STATED GOAL -> Pictures excluded, copy word for word the lines from the one holding "Enumerate this screenshot's" through the last line below.

DATA PROVIDED ->
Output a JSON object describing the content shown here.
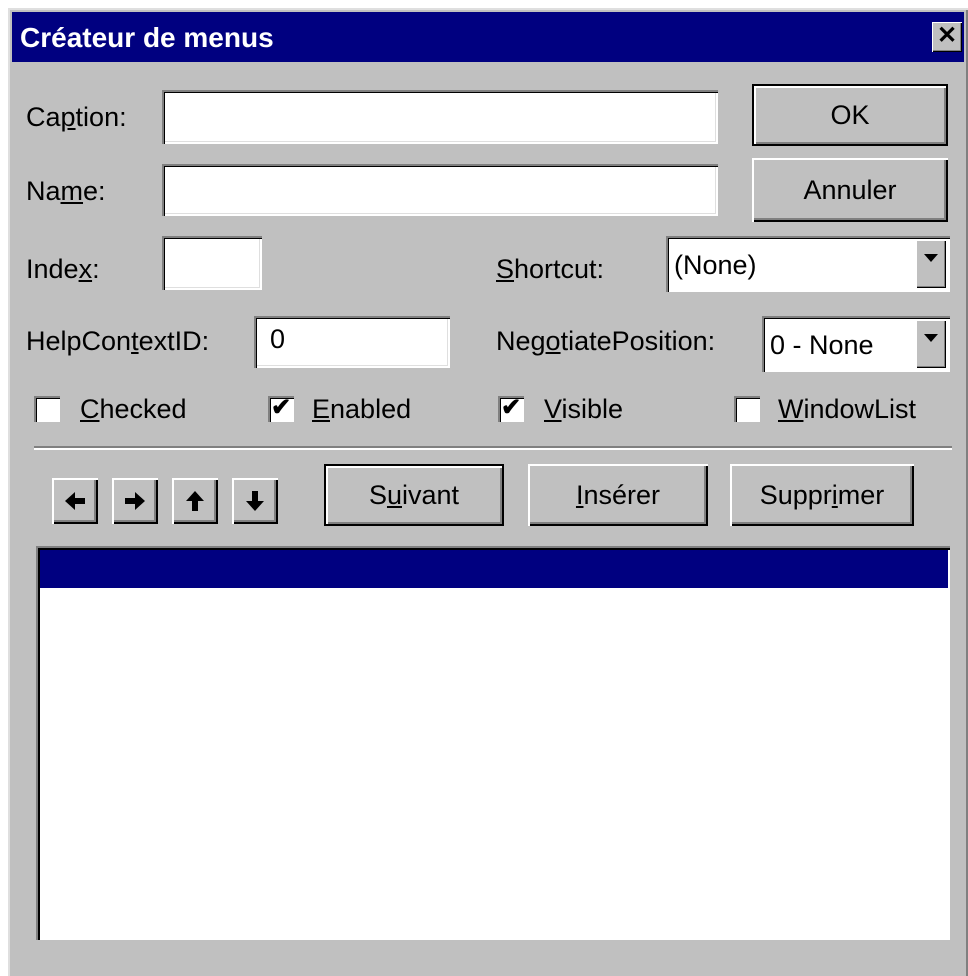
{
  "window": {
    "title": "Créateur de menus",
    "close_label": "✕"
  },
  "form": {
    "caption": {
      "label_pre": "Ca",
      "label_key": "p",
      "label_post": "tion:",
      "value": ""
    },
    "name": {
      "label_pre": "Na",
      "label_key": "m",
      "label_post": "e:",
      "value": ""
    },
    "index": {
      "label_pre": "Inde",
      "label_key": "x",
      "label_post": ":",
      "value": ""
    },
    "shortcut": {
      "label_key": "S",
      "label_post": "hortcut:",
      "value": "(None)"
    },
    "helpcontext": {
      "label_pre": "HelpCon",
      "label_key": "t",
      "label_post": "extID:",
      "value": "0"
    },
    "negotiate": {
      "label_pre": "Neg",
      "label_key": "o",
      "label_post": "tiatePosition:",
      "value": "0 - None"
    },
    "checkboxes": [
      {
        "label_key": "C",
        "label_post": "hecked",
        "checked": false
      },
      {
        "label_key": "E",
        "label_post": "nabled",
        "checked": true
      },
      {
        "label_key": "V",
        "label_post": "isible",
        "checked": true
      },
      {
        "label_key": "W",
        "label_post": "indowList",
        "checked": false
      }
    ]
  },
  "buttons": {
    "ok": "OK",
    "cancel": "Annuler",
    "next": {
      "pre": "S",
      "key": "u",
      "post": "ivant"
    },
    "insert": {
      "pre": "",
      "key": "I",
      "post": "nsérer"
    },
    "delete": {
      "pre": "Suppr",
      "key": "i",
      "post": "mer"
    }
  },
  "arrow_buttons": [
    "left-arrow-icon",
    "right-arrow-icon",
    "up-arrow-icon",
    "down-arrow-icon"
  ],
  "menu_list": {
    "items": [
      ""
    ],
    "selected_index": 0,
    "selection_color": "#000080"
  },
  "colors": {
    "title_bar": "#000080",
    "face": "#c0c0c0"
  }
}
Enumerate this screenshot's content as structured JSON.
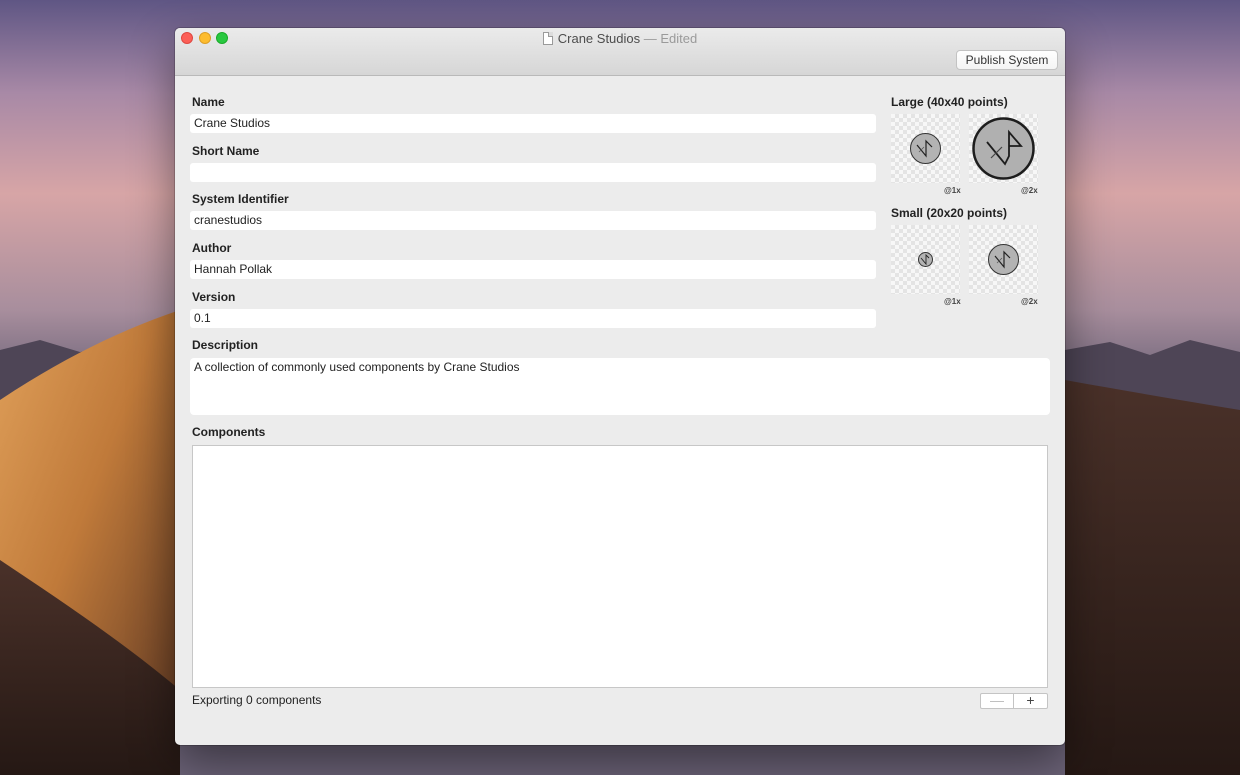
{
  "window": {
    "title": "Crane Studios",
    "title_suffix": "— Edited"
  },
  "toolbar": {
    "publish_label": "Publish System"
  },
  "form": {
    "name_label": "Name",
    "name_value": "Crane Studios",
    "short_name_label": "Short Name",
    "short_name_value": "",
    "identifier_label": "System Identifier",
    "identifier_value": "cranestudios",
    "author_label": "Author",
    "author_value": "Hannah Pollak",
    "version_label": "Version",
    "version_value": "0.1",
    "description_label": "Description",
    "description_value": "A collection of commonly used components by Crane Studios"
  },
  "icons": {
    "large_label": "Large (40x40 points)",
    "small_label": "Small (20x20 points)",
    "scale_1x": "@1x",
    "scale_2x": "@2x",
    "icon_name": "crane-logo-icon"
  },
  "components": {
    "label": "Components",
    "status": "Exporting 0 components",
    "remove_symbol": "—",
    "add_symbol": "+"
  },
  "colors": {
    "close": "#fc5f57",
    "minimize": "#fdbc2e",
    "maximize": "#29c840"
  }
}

COMPLETE RESPONSE ->
Enumerate this screenshot's content as structured JSON.
{
  "window": {
    "title": "Crane Studios",
    "title_suffix": "— Edited"
  },
  "toolbar": {
    "publish_label": "Publish System"
  },
  "form": {
    "name_label": "Name",
    "name_value": "Crane Studios",
    "short_name_label": "Short Name",
    "short_name_value": "",
    "identifier_label": "System Identifier",
    "identifier_value": "cranestudios",
    "author_label": "Author",
    "author_value": "Hannah Pollak",
    "version_label": "Version",
    "version_value": "0.1",
    "description_label": "Description",
    "description_value": "A collection of commonly used components by Crane Studios"
  },
  "icons": {
    "large_label": "Large (40x40 points)",
    "small_label": "Small (20x20 points)",
    "scale_1x": "@1x",
    "scale_2x": "@2x",
    "icon_name": "crane-logo-icon"
  },
  "components": {
    "label": "Components",
    "status": "Exporting 0 components",
    "remove_symbol": "—",
    "add_symbol": "+"
  },
  "colors": {
    "close": "#fc5f57",
    "minimize": "#fdbc2e",
    "maximize": "#29c840"
  }
}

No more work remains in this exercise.